For this exercise, copy out each line of the material below that includes "icon".

####

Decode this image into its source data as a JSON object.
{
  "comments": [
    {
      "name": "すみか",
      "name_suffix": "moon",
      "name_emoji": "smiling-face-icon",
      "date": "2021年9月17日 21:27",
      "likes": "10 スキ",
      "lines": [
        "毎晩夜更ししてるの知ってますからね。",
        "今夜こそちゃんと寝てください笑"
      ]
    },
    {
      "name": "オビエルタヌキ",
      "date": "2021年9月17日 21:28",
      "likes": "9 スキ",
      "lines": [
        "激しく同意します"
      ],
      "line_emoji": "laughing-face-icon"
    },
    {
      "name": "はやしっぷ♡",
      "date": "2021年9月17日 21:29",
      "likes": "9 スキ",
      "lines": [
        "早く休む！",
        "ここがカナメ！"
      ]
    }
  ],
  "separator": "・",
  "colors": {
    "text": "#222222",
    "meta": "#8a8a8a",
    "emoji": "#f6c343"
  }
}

####

Answer below =>
      "name_emoji": "smiling-face-icon",
      "line_emoji": "laughing-face-icon"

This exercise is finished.